-- start Extracted records --

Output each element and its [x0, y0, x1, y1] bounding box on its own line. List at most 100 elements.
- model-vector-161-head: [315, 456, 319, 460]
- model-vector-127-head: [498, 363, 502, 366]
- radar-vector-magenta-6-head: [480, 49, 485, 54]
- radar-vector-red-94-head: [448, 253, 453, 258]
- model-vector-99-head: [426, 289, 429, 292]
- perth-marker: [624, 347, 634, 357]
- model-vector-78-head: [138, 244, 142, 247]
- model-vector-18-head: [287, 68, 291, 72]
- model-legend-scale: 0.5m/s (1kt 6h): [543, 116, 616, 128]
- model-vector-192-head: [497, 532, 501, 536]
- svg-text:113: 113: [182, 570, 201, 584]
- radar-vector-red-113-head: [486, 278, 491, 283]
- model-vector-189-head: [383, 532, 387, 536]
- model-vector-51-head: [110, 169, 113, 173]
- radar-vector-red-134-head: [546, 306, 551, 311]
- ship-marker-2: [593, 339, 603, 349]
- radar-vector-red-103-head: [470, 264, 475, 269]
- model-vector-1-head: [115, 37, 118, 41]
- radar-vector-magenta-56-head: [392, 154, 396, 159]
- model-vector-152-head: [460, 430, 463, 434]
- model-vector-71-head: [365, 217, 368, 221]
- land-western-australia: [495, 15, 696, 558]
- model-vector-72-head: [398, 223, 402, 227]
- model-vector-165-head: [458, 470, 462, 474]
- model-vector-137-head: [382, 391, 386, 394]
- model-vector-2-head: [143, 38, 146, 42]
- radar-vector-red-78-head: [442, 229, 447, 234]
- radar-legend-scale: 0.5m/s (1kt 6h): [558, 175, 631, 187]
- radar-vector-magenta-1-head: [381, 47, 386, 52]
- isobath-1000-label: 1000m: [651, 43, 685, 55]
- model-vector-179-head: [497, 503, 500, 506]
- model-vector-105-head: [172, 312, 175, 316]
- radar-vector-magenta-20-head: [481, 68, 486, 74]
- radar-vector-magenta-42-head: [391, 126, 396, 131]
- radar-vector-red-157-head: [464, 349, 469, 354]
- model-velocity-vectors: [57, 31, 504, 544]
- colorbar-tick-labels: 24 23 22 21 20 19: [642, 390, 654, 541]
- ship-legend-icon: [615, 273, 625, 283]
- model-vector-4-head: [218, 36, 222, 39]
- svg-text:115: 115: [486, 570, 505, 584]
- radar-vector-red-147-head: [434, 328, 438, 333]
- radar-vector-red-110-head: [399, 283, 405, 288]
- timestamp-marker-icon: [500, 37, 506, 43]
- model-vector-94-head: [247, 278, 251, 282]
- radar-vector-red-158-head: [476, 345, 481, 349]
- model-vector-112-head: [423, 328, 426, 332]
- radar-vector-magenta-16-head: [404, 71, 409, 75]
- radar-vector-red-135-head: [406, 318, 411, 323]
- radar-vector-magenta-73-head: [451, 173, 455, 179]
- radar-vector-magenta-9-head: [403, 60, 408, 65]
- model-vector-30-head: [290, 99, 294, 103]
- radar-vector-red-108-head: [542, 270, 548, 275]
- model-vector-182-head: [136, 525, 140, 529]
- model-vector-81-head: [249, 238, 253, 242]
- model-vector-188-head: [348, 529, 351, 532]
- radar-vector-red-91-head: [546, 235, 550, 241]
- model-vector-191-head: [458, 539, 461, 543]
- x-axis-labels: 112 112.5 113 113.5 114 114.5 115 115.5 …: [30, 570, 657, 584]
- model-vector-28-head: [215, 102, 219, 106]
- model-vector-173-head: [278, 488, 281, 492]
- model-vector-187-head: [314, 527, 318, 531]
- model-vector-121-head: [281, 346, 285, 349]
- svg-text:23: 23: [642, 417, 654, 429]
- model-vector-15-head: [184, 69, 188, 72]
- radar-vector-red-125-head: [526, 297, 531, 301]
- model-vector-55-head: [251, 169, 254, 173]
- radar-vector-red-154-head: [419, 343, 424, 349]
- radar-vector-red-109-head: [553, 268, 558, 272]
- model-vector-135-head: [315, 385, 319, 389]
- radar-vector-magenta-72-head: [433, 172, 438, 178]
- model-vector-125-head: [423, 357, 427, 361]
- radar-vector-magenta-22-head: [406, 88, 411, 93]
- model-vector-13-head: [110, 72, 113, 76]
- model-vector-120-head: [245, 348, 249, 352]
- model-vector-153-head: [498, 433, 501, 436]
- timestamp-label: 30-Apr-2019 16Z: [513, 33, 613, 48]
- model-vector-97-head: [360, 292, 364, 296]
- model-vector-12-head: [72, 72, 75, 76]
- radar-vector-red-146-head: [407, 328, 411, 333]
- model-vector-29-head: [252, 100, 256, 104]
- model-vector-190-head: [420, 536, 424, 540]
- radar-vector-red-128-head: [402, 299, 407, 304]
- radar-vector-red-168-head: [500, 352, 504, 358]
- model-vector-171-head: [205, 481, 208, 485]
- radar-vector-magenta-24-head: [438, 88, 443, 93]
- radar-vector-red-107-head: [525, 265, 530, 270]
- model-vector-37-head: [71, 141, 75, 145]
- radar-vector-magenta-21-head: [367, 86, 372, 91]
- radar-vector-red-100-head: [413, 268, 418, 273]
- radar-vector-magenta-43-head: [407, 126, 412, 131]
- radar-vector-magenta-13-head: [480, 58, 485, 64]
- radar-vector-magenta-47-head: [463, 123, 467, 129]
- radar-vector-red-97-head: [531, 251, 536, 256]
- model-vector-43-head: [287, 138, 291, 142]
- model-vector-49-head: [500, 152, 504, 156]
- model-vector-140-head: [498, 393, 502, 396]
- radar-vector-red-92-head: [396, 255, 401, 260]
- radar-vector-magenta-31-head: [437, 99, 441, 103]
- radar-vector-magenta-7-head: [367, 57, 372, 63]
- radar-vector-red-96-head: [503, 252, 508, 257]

-- end Extracted records --

Copy the listing above word for word, from its first line through the line containing "- model-vector-18-head: [287, 68, 291, 72]", including that line.

** Solution to the problem **
Output each element and its [x0, y0, x1, y1] bounding box on its own line. List at most 100 elements.
- model-vector-161-head: [315, 456, 319, 460]
- model-vector-127-head: [498, 363, 502, 366]
- radar-vector-magenta-6-head: [480, 49, 485, 54]
- radar-vector-red-94-head: [448, 253, 453, 258]
- model-vector-99-head: [426, 289, 429, 292]
- perth-marker: [624, 347, 634, 357]
- model-vector-78-head: [138, 244, 142, 247]
- model-vector-18-head: [287, 68, 291, 72]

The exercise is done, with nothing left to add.